INSTRUCTIONS TO FOLLOW » Report every line from the following entries that contains the string "einer".
------------
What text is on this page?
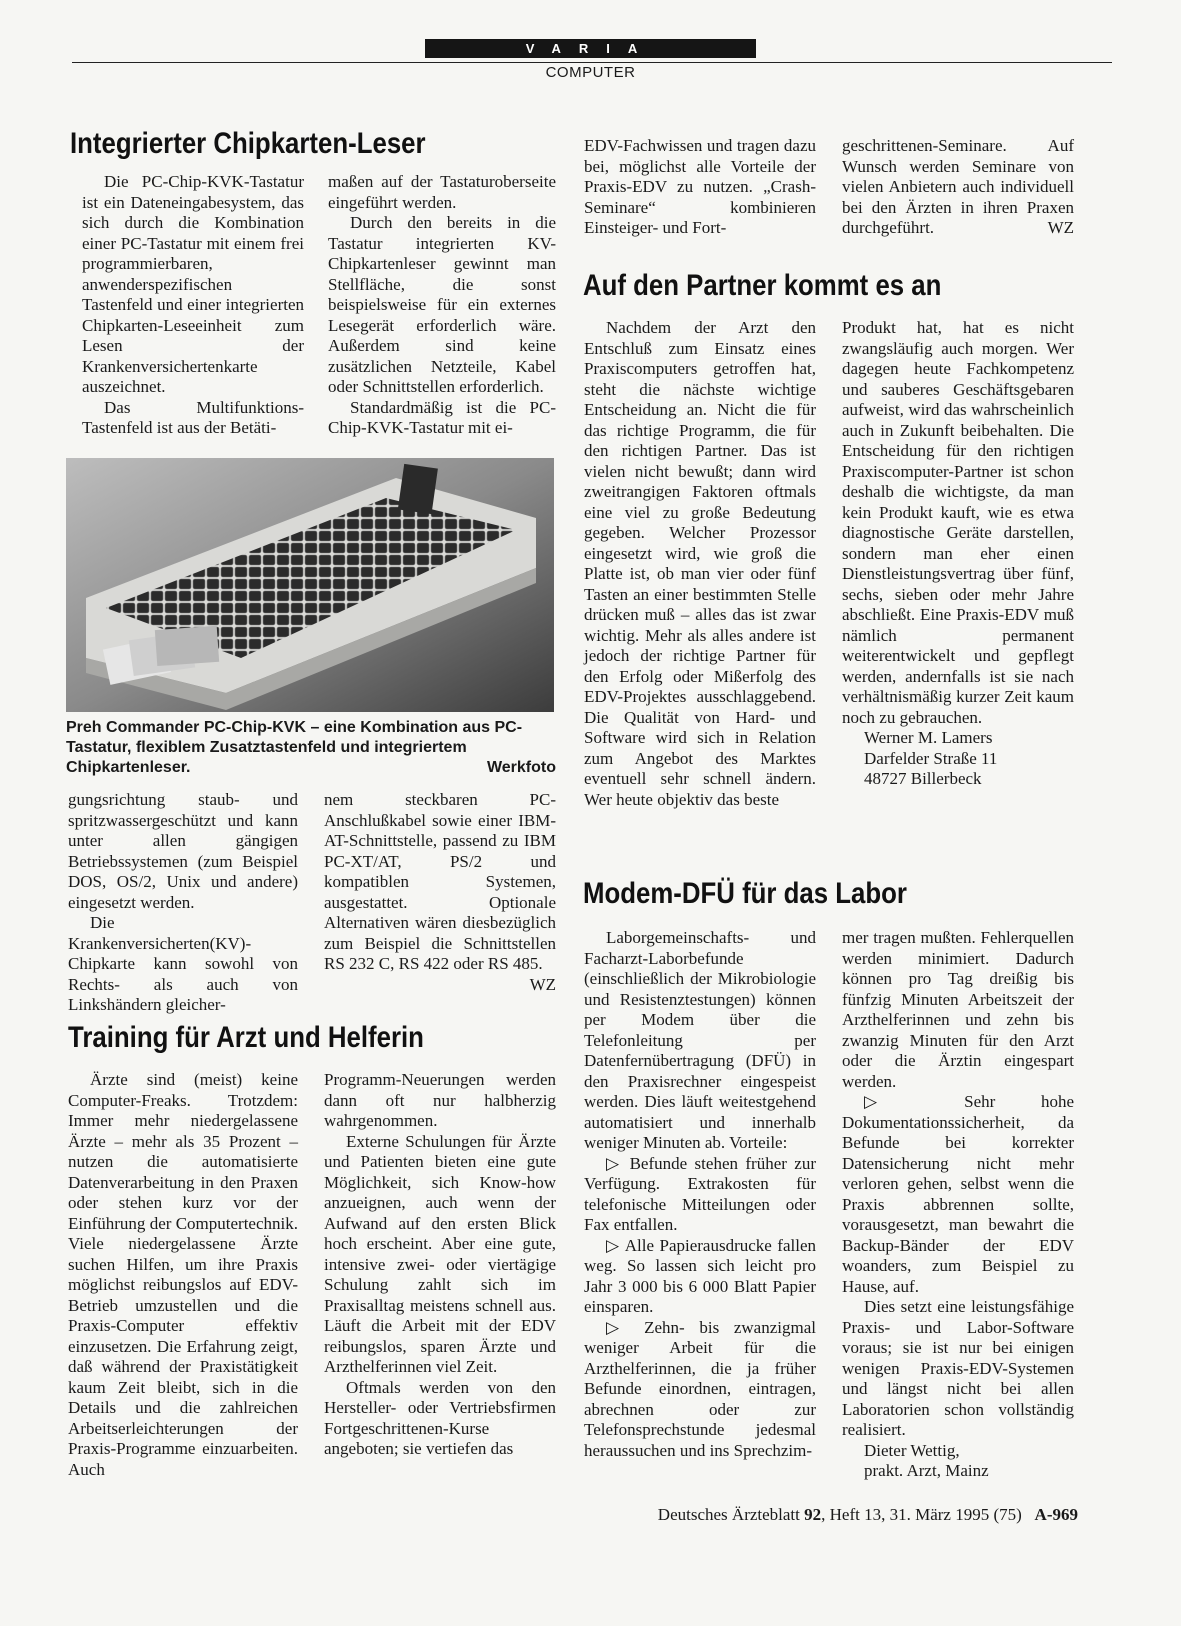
VARIA
COMPUTER
Integrierter Chipkarten-Leser

Die PC-Chip-KVK-Tastatur ist ein Dateneingabesystem, das sich durch die Kombination einer PC-Tastatur mit einem frei programmierbaren, anwenderspezifischen Tastenfeld und einer integrierten Chipkarten-Leseeinheit zum Lesen der Krankenversichertenkarte auszeichnet.

Das Multifunktions-Tastenfeld ist aus der Betäti-

maßen auf der Tastaturoberseite eingeführt werden.

Durch den bereits in die Tastatur integrierten KV-Chipkartenleser gewinnt man Stellfläche, die sonst beispielsweise für ein externes Lesegerät erforderlich wäre. Außerdem sind keine zusätzlichen Netzteile, Kabel oder Schnittstellen erforderlich.

Standardmäßig ist die PC-Chip-KVK-Tastatur mit ei-

Preh Commander PC-Chip-KVK – eine Kombination aus PC-Tastatur, flexiblem Zusatztastenfeld und integriertem Chipkartenleser.	Werkfoto

gungsrichtung staub- und spritzwassergeschützt und kann unter allen gängigen Betriebssystemen (zum Beispiel DOS, OS/2, Unix und andere) eingesetzt werden.

Die Krankenversicherten(KV)-Chipkarte kann sowohl von Rechts- als auch von Linkshändern gleicher-

nem steckbaren PC-Anschlußkabel sowie einer IBM-AT-Schnittstelle, passend zu IBM PC-XT/AT, PS/2 und kompatiblen Systemen, ausgestattet. Optionale Alternativen wären diesbezüglich zum Beispiel die Schnittstellen RS 232 C, RS 422 oder RS 485.

WZ

Training für Arzt und Helferin

Ärzte sind (meist) keine Computer-Freaks. Trotzdem: Immer mehr niedergelassene Ärzte – mehr als 35 Prozent – nutzen die automatisierte Datenverarbeitung in den Praxen oder stehen kurz vor der Einführung der Computertechnik. Viele niedergelassene Ärzte suchen Hilfen, um ihre Praxis möglichst reibungslos auf EDV-Betrieb umzustellen und die Praxis-Computer effektiv einzusetzen. Die Erfahrung zeigt, daß während der Praxistätigkeit kaum Zeit bleibt, sich in die Details und die zahlreichen Arbeitserleichterungen der Praxis-Programme einzuarbeiten. Auch

Programm-Neuerungen werden dann oft nur halbherzig wahrgenommen.

Externe Schulungen für Ärzte und Patienten bieten eine gute Möglichkeit, sich Know-how anzueignen, auch wenn der Aufwand auf den ersten Blick hoch erscheint. Aber eine gute, intensive zwei- oder viertägige Schulung zahlt sich im Praxisalltag meistens schnell aus. Läuft die Arbeit mit der EDV reibungslos, sparen Ärzte und Arzthelferinnen viel Zeit.

Oftmals werden von den Hersteller- oder Vertriebsfirmen Fortgeschrittenen-Kurse angeboten; sie vertiefen das

EDV-Fachwissen und tragen dazu bei, möglichst alle Vorteile der Praxis-EDV zu nutzen. „Crash-Seminare“ kombinieren Einsteiger- und Fort-

geschrittenen-Seminare. Auf Wunsch werden Seminare von vielen Anbietern auch individuell bei den Ärzten in ihren Praxen durchgeführt.	WZ

Auf den Partner kommt es an

Nachdem der Arzt den Entschluß zum Einsatz eines Praxiscomputers getroffen hat, steht die nächste wichtige Entscheidung an. Nicht die für das richtige Programm, die für den richtigen Partner. Das ist vielen nicht bewußt; dann wird zweitrangigen Faktoren oftmals eine viel zu große Bedeutung gegeben. Welcher Prozessor eingesetzt wird, wie groß die Platte ist, ob man vier oder fünf Tasten an einer bestimmten Stelle drücken muß – alles das ist zwar wichtig. Mehr als alles andere ist jedoch der richtige Partner für den Erfolg oder Mißerfolg des EDV-Projektes ausschlaggebend. Die Qualität von Hard- und Software wird sich in Relation zum Angebot des Marktes eventuell sehr schnell ändern. Wer heute objektiv das beste

Produkt hat, hat es nicht zwangsläufig auch morgen. Wer dagegen heute Fachkompetenz und sauberes Geschäftsgebaren aufweist, wird das wahrscheinlich auch in Zukunft beibehalten. Die Entscheidung für den richtigen Praxiscomputer-Partner ist schon deshalb die wichtigste, da man kein Produkt kauft, wie es etwa diagnostische Geräte darstellen, sondern man eher einen Dienstleistungsvertrag über fünf, sechs, sieben oder mehr Jahre abschließt. Eine Praxis-EDV muß nämlich permanent weiterentwickelt und gepflegt werden, andernfalls ist sie nach verhältnismäßig kurzer Zeit kaum noch zu gebrauchen.

Werner M. Lamers

Darfelder Straße 11

48727 Billerbeck

Modem-DFÜ für das Labor

Laborgemeinschafts- und Facharzt-Laborbefunde (einschließlich der Mikrobiologie und Resistenztestungen) können per Modem über die Telefonleitung per Datenfernübertragung (DFÜ) in den Praxisrechner eingespeist werden. Dies läuft weitestgehend automatisiert und innerhalb weniger Minuten ab. Vorteile:

▷ Befunde stehen früher zur Verfügung. Extrakosten für telefonische Mitteilungen oder Fax entfallen.

▷ Alle Papierausdrucke fallen weg. So lassen sich leicht pro Jahr 3 000 bis 6 000 Blatt Papier einsparen.

▷ Zehn- bis zwanzigmal weniger Arbeit für die Arzthelferinnen, die ja früher Befunde einordnen, eintragen, abrechnen oder zur Telefonsprechstunde jedesmal heraussuchen und ins Sprechzim-

mer tragen mußten. Fehlerquellen werden minimiert. Dadurch können pro Tag dreißig bis fünfzig Minuten Arbeitszeit der Arzthelferinnen und zehn bis zwanzig Minuten für den Arzt oder die Ärztin eingespart werden.

▷ Sehr hohe Dokumentationssicherheit, da Befunde bei korrekter Datensicherung nicht mehr verloren gehen, selbst wenn die Praxis abbrennen sollte, vorausgesetzt, man bewahrt die Backup-Bänder der EDV woanders, zum Beispiel zu Hause, auf.

Dies setzt eine leistungsfähige Praxis- und Labor-Software voraus; sie ist nur bei einigen wenigen Praxis-EDV-Systemen und längst nicht bei allen Laboratorien schon vollständig realisiert.

Dieter Wettig,

prakt. Arzt, Mainz

Deutsches Ärzteblatt 92, Heft 13, 31. März 1995 (75) A-969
------------
WRITTEN RESPONSE »
Die PC-Chip-KVK-Tastatur ist ein Dateneingabesystem, das sich durch die Kombination einer PC-Tastatur mit einem frei programmierbaren, anwenderspezifischen Tastenfeld und einer integrierten Chipkarten-Leseeinheit zum Lesen der Krankenversichertenkarte auszeichnet.
nem steckbaren PC-Anschlußkabel sowie einer IBM-AT-Schnittstelle, passend zu IBM PC-XT/AT, PS/2 und kompatiblen Systemen, ausgestattet. Optionale Alternativen wären diesbezüglich zum Beispiel die Schnittstellen RS 232 C, RS 422 oder RS 485.
Nachdem der Arzt den Entschluß zum Einsatz eines Praxiscomputers getroffen hat, steht die nächste wichtige Entscheidung an. Nicht die für das richtige Programm, die für den richtigen Partner. Das ist vielen nicht bewußt; dann wird zweitrangigen Faktoren oftmals eine viel zu große Bedeutung gegeben. Welcher Prozessor eingesetzt wird, wie groß die Platte ist, ob man vier oder fünf Tasten an einer bestimmten Stelle drücken muß – alles das ist zwar wichtig. Mehr als alles andere ist jedoch der richtige Partner für den Erfolg oder Mißerfolg des EDV-Projektes ausschlaggebend. Die Qualität von Hard- und Software wird sich in Relation zum Angebot des Marktes eventuell sehr schnell ändern. Wer heute objektiv das beste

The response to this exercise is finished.